| REQUEST |
Pull out every line from the line containing "Read out every word on this page." through the end of the material, both ends included, and reproduce it exactly. Keep pictures out.

START EXERCISE MATERIAL

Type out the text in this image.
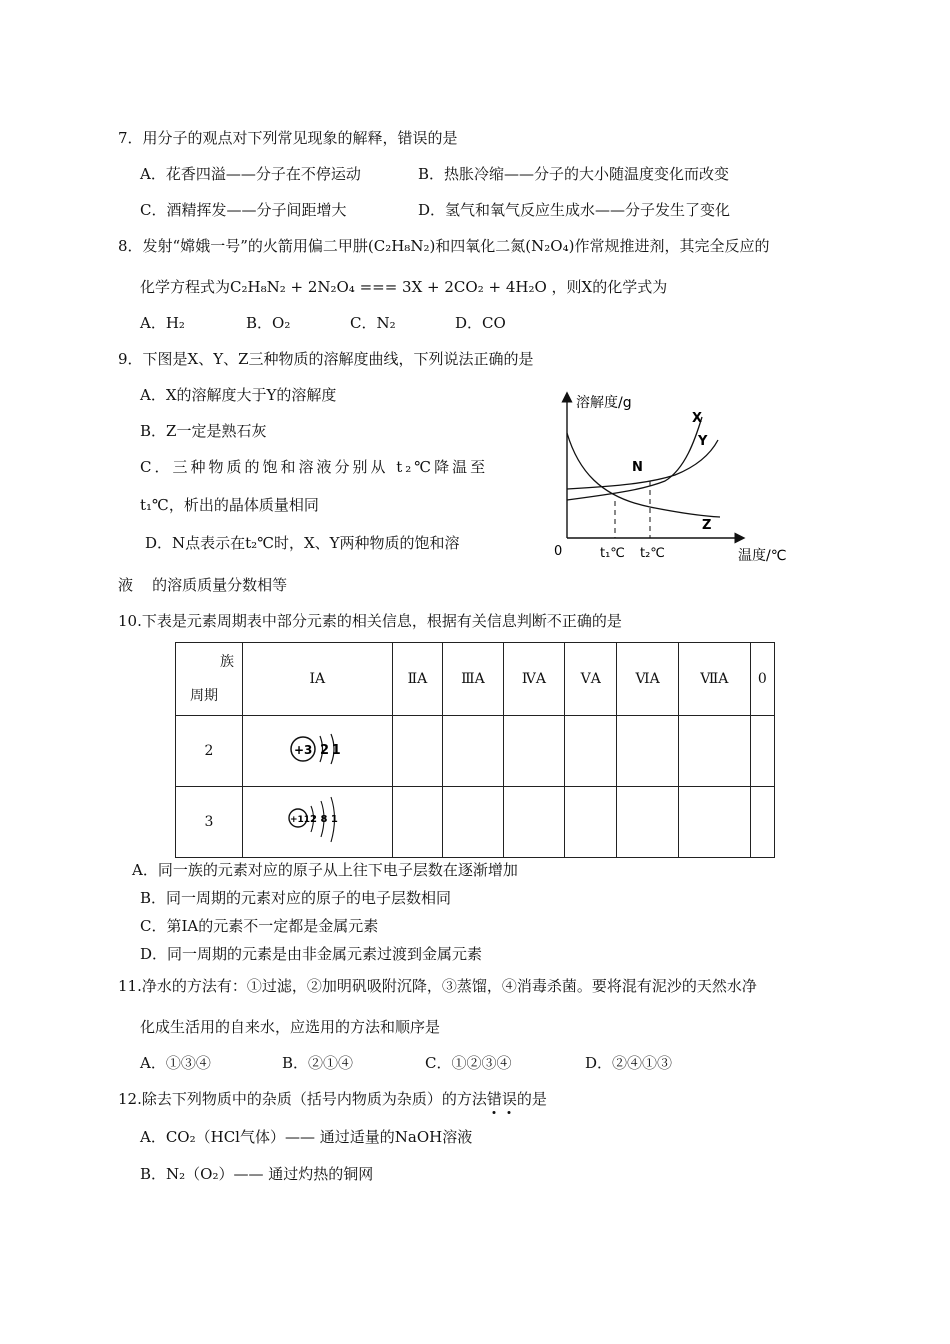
7．用分子的观点对下列常见现象的解释，错误的是
A．花香四溢——分子在不停运动	B．热胀冷缩——分子的大小随温度变化而改变
C．酒精挥发——分子间距增大	D．氢气和氧气反应生成水——分子发生了变化
8．发射“嫦娥一号”的火箭用偏二甲肼(C₂H₈N₂)和四氧化二氮(N₂O₄)作常规推进剂，其完全反应的
化学方程式为C₂H₈N₂ + 2N₂O₄ === 3X + 2CO₂ + 4H₂O ，则X的化学式为
A．H₂	B．O₂	C．N₂	D．CO
9．下图是X、Y、Z三种物质的溶解度曲线，下列说法正确的是
A．X的溶解度大于Y的溶解度
B．Z一定是熟石灰
C．三种物质的饱和溶液分别从 t₂℃降温至
t₁℃，析出的晶体质量相同
D．N点表示在t₂℃时，X、Y两种物质的饱和溶
液    的溶质质量分数相等
溶解度/g
温度/℃
0
N
X
Y
Z
t₁℃ t₂℃
10.下表是元素周期表中部分元素的相关信息，根据有关信息判断不正确的是
族
周期	ⅠA	ⅡA	ⅢA	ⅣA	ⅤA	ⅥA	ⅦA	0
2	+3 2 1							

3	+11 2 8 1							

A．同一族的元素对应的原子从上往下电子层数在逐渐增加
B．同一周期的元素对应的原子的电子层数相同
C．第ⅠA的元素不一定都是金属元素
D．同一周期的元素是由非金属元素过渡到金属元素
11.净水的方法有：①过滤，②加明矾吸附沉降，③蒸馏，④消毒杀菌。要将混有泥沙的天然水净
化成生活用的自来水，应选用的方法和顺序是
A．①③④	B．②①④	C．①②③④	D．②④①③
12.除去下列物质中的杂质（括号内物质为杂质）的方法错误的是
A．CO₂（HCl气体）—— 通过适量的NaOH溶液
B．N₂（O₂）—— 通过灼热的铜网
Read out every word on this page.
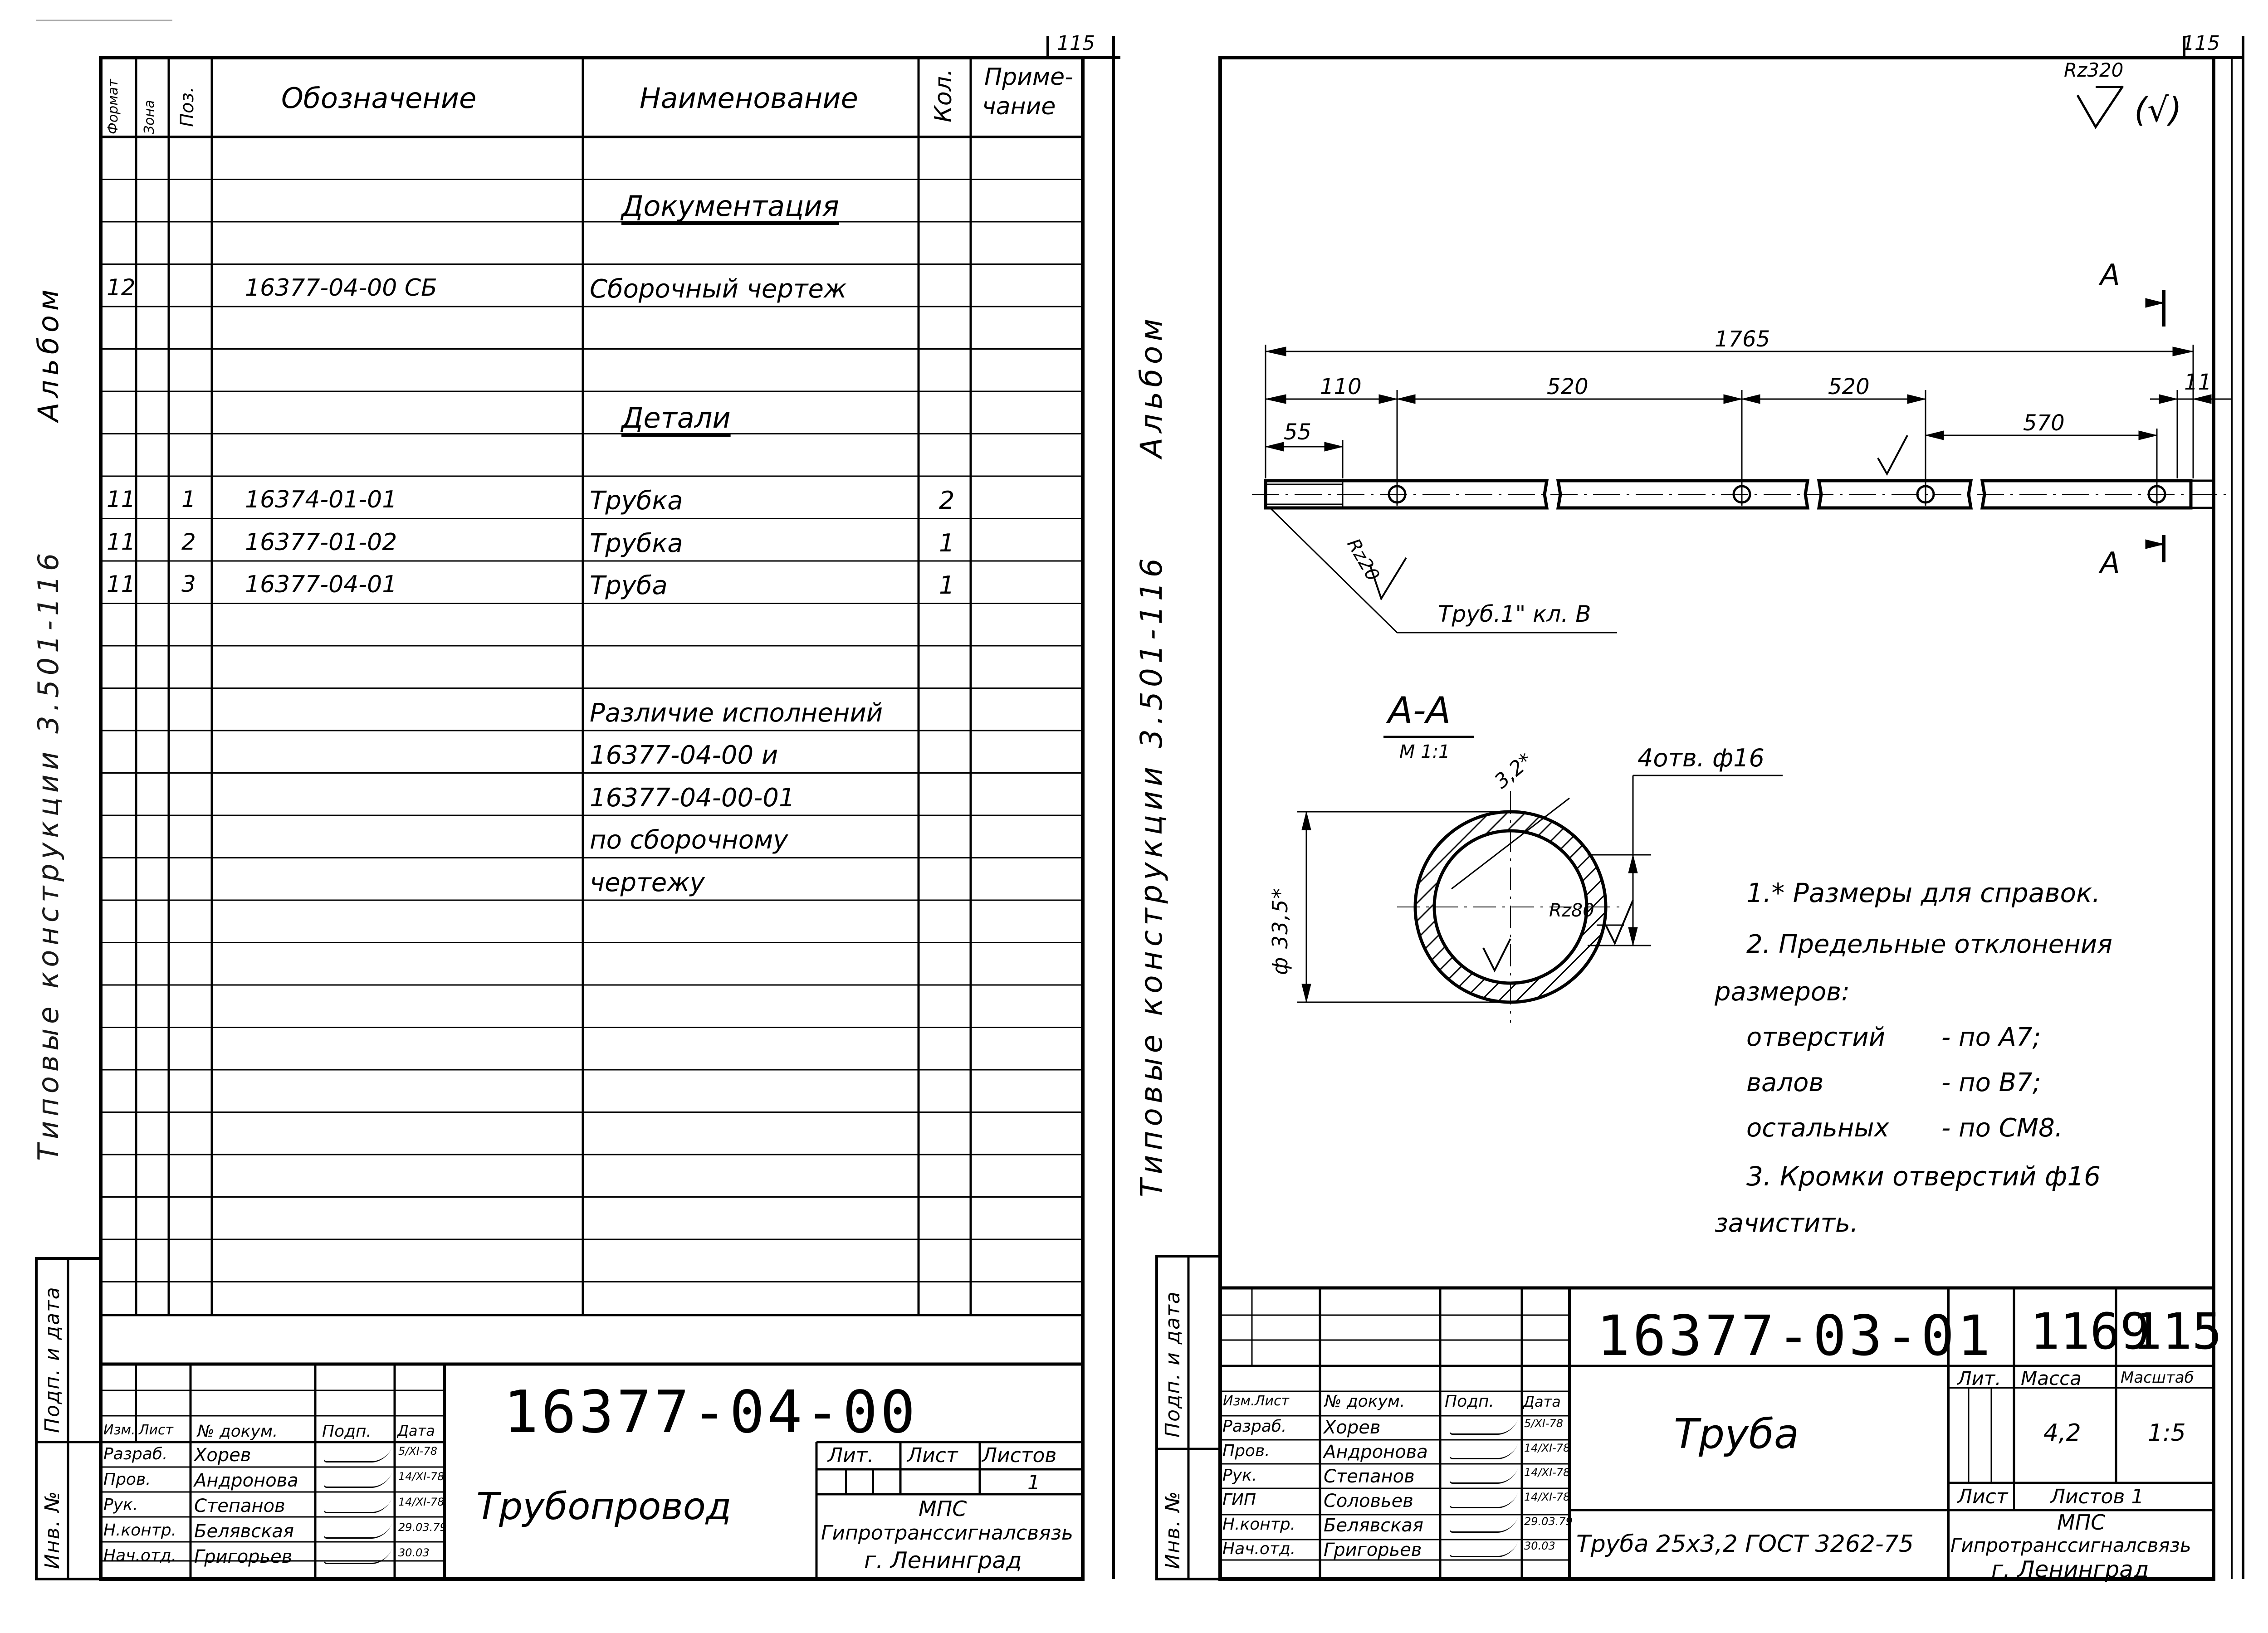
115
Альбом
Типовые конструкции 3.501-116
Подп. и дата
Инв. №
Формат Зона Поз.	Обозначение	Наименование	Кол. Приме-
чание
Документация
12	16377-04-00 СБ	Сборочный чертеж
Детали
11 1 16374-01-01	Трубка	2
11 2 16377-01-02	Трубка	1
11 3 16377-04-01	Труба	1
Различие исполнений
16377-04-00 и
16377-04-00-01
по сборочному
чертежу
Изм. Лист № докум.	Подп. Дата
Разраб. Хорев	5/XI-78
Пров. Андронова	14/XI-78
Рук.	Степанов	14/XI-78
Н.контр. Белявская	29.03.79
Нач.отд. Григорьев	30.03
16377-04-00
Трубопровод
Лит. Лист Листов
1
МПС
Гипротранссигналсвязь
г. Ленинград
115
Альбом
Типовые конструкции 3.501-116
Подп. и дата
Инв. №
Rz320
(√)
1765
110	520	520
570
55
11
А
А
Rz20
Труб.1" кл. В
А-А
М 1:1	4отв. ф16
3,2*
ф 33,5*	Rz80
1.* Размеры для справок.
2. Предельные отклонения
размеров:
отверстий - по А7;
валов	- по В7;
остальных - по СМ8.
3. Кромки отверстий ф16
зачистить.
16377-03-01 1169
115
Труба
Труба 25х3,2 ГОСТ 3262-75
Лит. Масса	Масштаб
4,2	1:5
Лист Листов 1
МПС
Гипротранссигналсвязь
г. Ленинград
Изм. Лист № докум. Подп. Дата
Разраб. Хорев	5/XI-78
Пров.	Андронова	14/XI-78
Рук.	Степанов	14/XI-78
ГИП	Соловьев	14/XI-78
Н.контр. Белявская	29.03.79
Нач.отд. Григорьев	30.03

END EXERCISE MATERIAL

| COMPLETED EXERCISE |
Read out every word on this page.
115
Альбом
Типовые конструкции 3.501-116
Подп. и дата
Инв. №
Формат Зона Поз.	Обозначение	Наименование	Кол. Приме-
чание
Документация
12	16377-04-00 СБ	Сборочный чертеж
Детали
11 1 16374-01-01	Трубка	2
11 2 16377-01-02	Трубка	1
11 3 16377-04-01	Труба	1
Различие исполнений
16377-04-00 и
16377-04-00-01
по сборочному
чертежу
Изм. Лист № докум.	Подп. Дата
Разраб. Хорев	5/XI-78
Пров. Андронова	14/XI-78
Рук.	Степанов	14/XI-78
Н.контр. Белявская	29.03.79
Нач.отд. Григорьев	30.03
16377-04-00
Трубопровод
Лит. Лист Листов
1
МПС
Гипротранссигналсвязь
г. Ленинград
115
Альбом
Типовые конструкции 3.501-116
Подп. и дата
Инв. №
Rz320
(√)
1765
110	520	520
570
55
11
А
А
Rz20
Труб.1" кл. В
А-А
М 1:1	4отв. ф16
3,2*
ф 33,5*	Rz80
1.* Размеры для справок.
2. Предельные отклонения
размеров:
отверстий - по А7;
валов	- по В7;
остальных - по СМ8.
3. Кромки отверстий ф16
зачистить.
16377-03-01 1169
115
Труба
Труба 25х3,2 ГОСТ 3262-75
Лит. Масса	Масштаб
4,2	1:5
Лист Листов 1
МПС
Гипротранссигналсвязь
г. Ленинград
Изм. Лист № докум. Подп. Дата
Разраб. Хорев	5/XI-78
Пров.	Андронова	14/XI-78
Рук.	Степанов	14/XI-78
ГИП	Соловьев	14/XI-78
Н.контр. Белявская	29.03.79
Нач.отд. Григорьев	30.03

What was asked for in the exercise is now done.